### EXERCISE INSTRUCTIONS
Find the string "that" in the records. Copy every line it appears in.

### DATA SHOWN
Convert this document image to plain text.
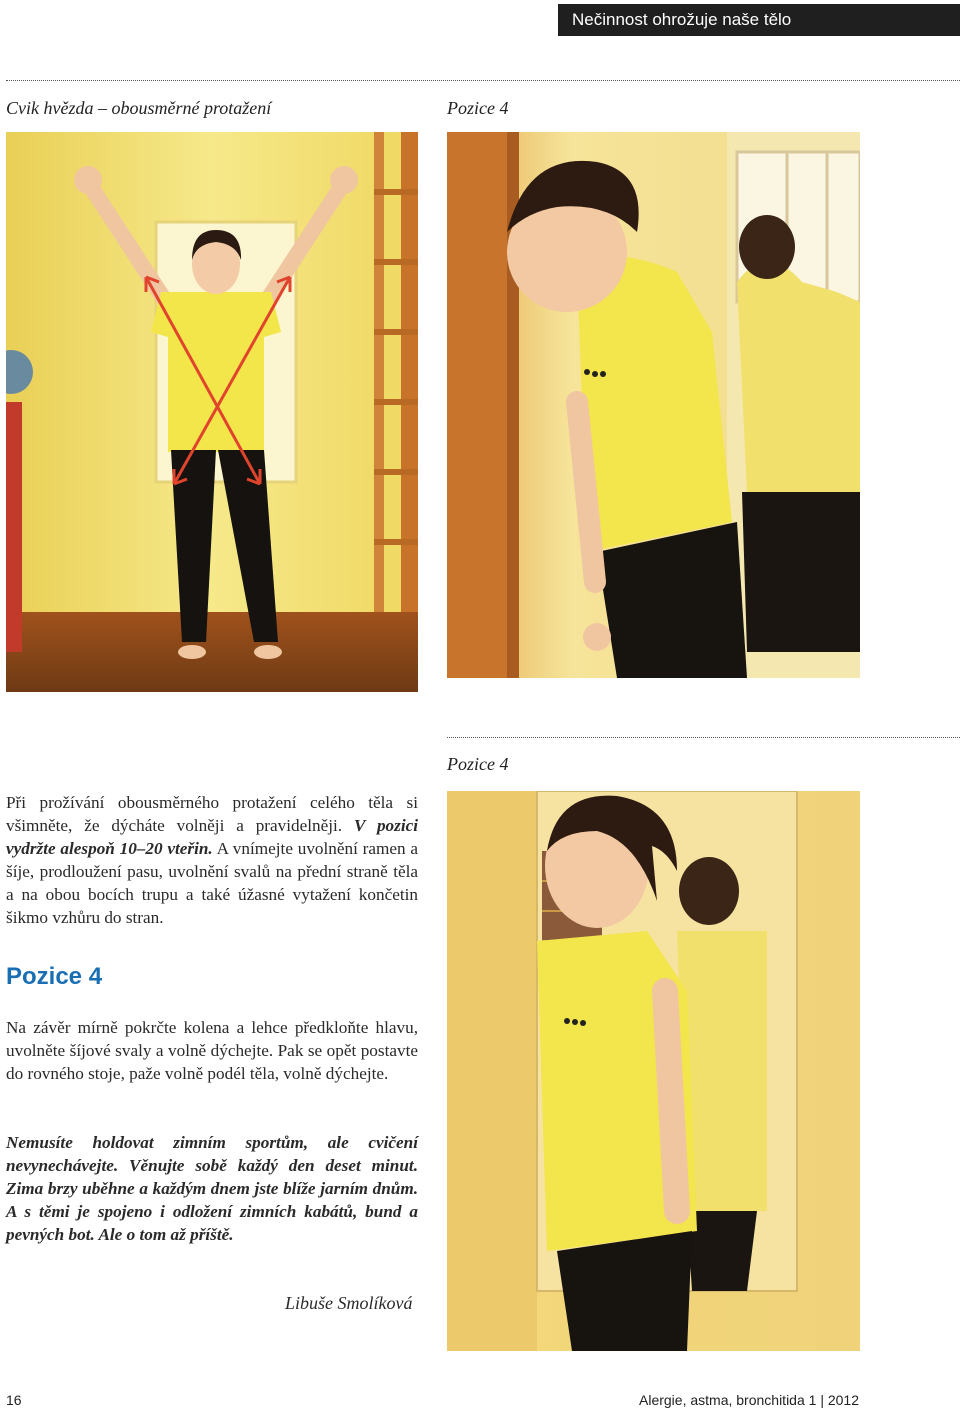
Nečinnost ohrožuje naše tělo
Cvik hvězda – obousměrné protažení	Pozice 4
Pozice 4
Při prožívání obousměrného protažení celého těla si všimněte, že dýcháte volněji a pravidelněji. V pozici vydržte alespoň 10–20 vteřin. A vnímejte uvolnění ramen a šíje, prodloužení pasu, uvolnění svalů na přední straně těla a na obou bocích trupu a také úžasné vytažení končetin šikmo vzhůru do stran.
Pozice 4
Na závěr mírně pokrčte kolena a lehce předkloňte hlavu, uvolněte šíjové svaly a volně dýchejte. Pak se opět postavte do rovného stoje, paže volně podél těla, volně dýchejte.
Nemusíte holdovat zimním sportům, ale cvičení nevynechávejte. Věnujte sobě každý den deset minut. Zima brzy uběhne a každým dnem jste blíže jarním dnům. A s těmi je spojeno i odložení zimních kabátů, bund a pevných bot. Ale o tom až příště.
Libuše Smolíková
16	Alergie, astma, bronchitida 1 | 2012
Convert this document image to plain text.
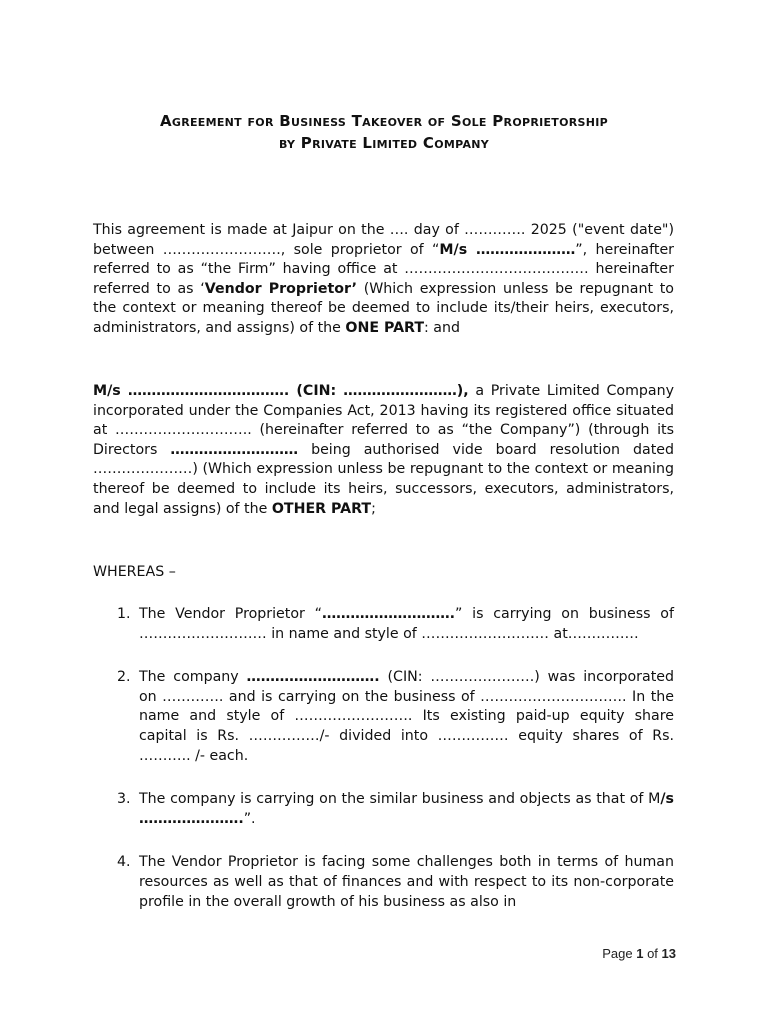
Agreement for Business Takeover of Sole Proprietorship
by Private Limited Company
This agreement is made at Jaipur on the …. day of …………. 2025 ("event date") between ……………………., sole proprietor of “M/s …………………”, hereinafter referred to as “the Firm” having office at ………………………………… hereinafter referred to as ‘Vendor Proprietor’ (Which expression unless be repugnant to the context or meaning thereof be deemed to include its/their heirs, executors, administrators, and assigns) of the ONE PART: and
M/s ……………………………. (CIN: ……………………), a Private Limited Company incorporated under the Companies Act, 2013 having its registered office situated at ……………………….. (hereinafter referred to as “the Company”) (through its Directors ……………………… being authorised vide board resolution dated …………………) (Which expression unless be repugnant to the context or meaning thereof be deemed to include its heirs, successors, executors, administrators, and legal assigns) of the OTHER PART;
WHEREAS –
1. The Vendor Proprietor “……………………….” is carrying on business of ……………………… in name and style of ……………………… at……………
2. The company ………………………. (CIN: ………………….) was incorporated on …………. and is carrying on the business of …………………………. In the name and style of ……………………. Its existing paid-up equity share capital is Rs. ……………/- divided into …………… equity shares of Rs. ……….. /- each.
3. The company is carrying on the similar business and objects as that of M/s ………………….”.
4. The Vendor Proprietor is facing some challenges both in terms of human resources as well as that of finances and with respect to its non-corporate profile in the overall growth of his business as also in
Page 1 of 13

* * *

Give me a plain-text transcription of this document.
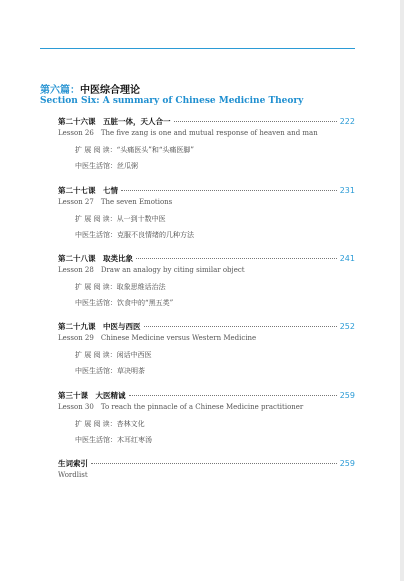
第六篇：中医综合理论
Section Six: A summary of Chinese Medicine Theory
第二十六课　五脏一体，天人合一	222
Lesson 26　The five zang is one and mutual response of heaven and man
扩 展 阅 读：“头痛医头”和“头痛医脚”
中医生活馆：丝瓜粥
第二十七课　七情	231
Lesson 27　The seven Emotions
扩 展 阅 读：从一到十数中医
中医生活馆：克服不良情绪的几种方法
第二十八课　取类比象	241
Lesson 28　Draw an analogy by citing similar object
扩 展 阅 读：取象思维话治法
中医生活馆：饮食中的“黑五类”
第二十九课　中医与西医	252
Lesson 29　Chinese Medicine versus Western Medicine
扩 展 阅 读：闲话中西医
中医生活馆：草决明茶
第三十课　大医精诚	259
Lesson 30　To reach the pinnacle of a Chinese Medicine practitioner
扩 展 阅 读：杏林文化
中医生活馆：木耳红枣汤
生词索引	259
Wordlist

### RESULT FOR THIS EXERCISE
3. The company is carrying on the similar business and objects as that of M/s ………………….”.
4. The Vendor Proprietor is facing some challenges both in terms of human resources as well as that of finances and with respect to its non-corporate profile in the overall growth of his business as also in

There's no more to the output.